§ **Set problem**
Go through the entries below and retype them exactly, omitting each picture.

Collected data entries
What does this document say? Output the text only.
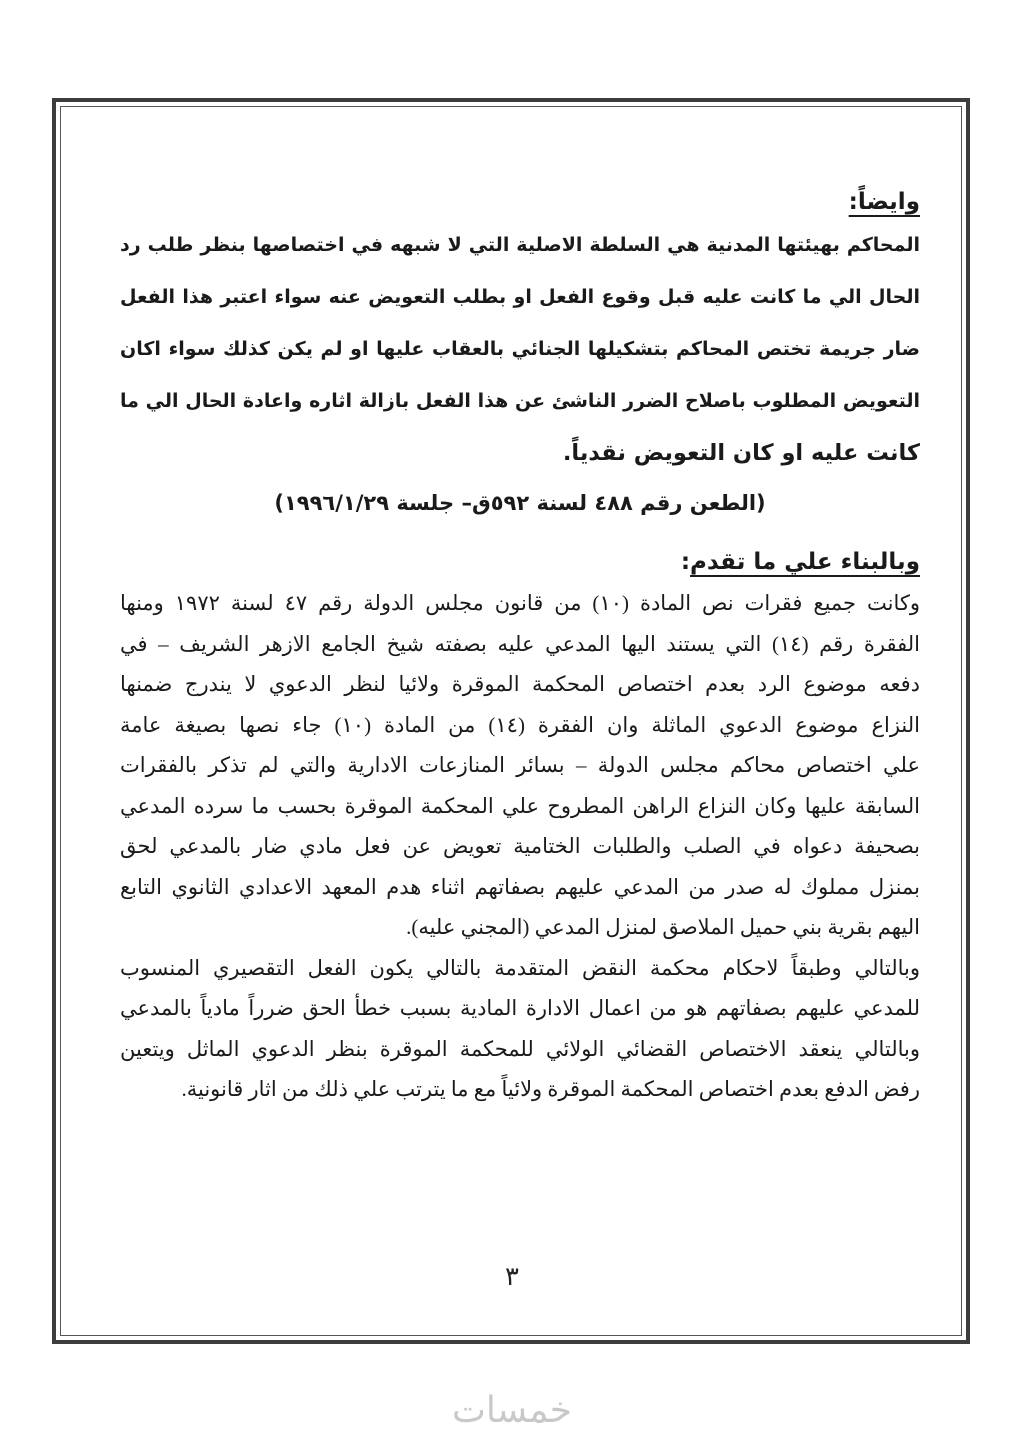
وايضاً:

المحاكم بهيئتها المدنية هي السلطة الاصلية التي لا شبهه في اختصاصها بنظر طلب رد
الحال الي ما كانت عليه قبل وقوع الفعل او بطلب التعويض عنه سواء اعتبر هذا الفعل
ضار جريمة تختص المحاكم بتشكيلها الجنائي بالعقاب عليها او لم يكن كذلك سواء اكان
التعويض المطلوب باصلاح الضرر الناشئ عن هذا الفعل بازالة اثاره واعادة الحال الي ما
كانت عليه او كان التعويض نقدياً.
(الطعن رقم ٤٨٨ لسنة ٥٩٢ق– جلسة ١٩٩٦/١/٢٩)

وبالبناء علي ما تقدم:

وكانت جميع فقرات نص المادة (١٠) من قانون مجلس الدولة رقم ٤٧ لسنة ١٩٧٢ ومنها
الفقرة رقم (١٤) التي يستند اليها المدعي عليه بصفته شيخ الجامع الازهر الشريف – في
دفعه موضوع الرد بعدم اختصاص المحكمة الموقرة ولائيا لنظر الدعوي لا يندرج ضمنها
النزاع موضوع الدعوي الماثلة وان الفقرة (١٤) من المادة (١٠) جاء نصها بصيغة عامة
علي اختصاص محاكم مجلس الدولة – بسائر المنازعات الادارية والتي لم تذكر بالفقرات
السابقة عليها وكان النزاع الراهن المطروح علي المحكمة الموقرة بحسب ما سرده المدعي
بصحيفة دعواه في الصلب والطلبات الختامية تعويض عن فعل مادي ضار بالمدعي لحق
بمنزل مملوك له صدر من المدعي عليهم بصفاتهم اثناء هدم المعهد الاعدادي الثانوي التابع
اليهم بقرية بني حميل الملاصق لمنزل المدعي (المجني عليه).
وبالتالي وطبقاً لاحكام محكمة النقض المتقدمة بالتالي يكون الفعل التقصيري المنسوب
للمدعي عليهم بصفاتهم هو من اعمال الادارة المادية بسبب خطأ الحق ضرراً مادياً بالمدعي
وبالتالي ينعقد الاختصاص القضائي الولائي للمحكمة الموقرة بنظر الدعوي الماثل ويتعين
رفض الدفع بعدم اختصاص المحكمة الموقرة ولائياً مع ما يترتب علي ذلك من اثار قانونية.
٣
خمسات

§ **Response to the task**
What does this document say? Output the text only.
وايضاً:

المحاكم بهيئتها المدنية هي السلطة الاصلية التي لا شبهه في اختصاصها بنظر طلب رد
الحال الي ما كانت عليه قبل وقوع الفعل او بطلب التعويض عنه سواء اعتبر هذا الفعل
ضار جريمة تختص المحاكم بتشكيلها الجنائي بالعقاب عليها او لم يكن كذلك سواء اكان
التعويض المطلوب باصلاح الضرر الناشئ عن هذا الفعل بازالة اثاره واعادة الحال الي ما
كانت عليه او كان التعويض نقدياً.
(الطعن رقم ٤٨٨ لسنة ٥٩٢ق– جلسة ١٩٩٦/١/٢٩)

وبالبناء علي ما تقدم:

وكانت جميع فقرات نص المادة (١٠) من قانون مجلس الدولة رقم ٤٧ لسنة ١٩٧٢ ومنها
الفقرة رقم (١٤) التي يستند اليها المدعي عليه بصفته شيخ الجامع الازهر الشريف – في
دفعه موضوع الرد بعدم اختصاص المحكمة الموقرة ولائيا لنظر الدعوي لا يندرج ضمنها
النزاع موضوع الدعوي الماثلة وان الفقرة (١٤) من المادة (١٠) جاء نصها بصيغة عامة
علي اختصاص محاكم مجلس الدولة – بسائر المنازعات الادارية والتي لم تذكر بالفقرات
السابقة عليها وكان النزاع الراهن المطروح علي المحكمة الموقرة بحسب ما سرده المدعي
بصحيفة دعواه في الصلب والطلبات الختامية تعويض عن فعل مادي ضار بالمدعي لحق
بمنزل مملوك له صدر من المدعي عليهم بصفاتهم اثناء هدم المعهد الاعدادي الثانوي التابع
اليهم بقرية بني حميل الملاصق لمنزل المدعي (المجني عليه).
وبالتالي وطبقاً لاحكام محكمة النقض المتقدمة بالتالي يكون الفعل التقصيري المنسوب
للمدعي عليهم بصفاتهم هو من اعمال الادارة المادية بسبب خطأ الحق ضرراً مادياً بالمدعي
وبالتالي ينعقد الاختصاص القضائي الولائي للمحكمة الموقرة بنظر الدعوي الماثل ويتعين
رفض الدفع بعدم اختصاص المحكمة الموقرة ولائياً مع ما يترتب علي ذلك من اثار قانونية.
٣
خمسات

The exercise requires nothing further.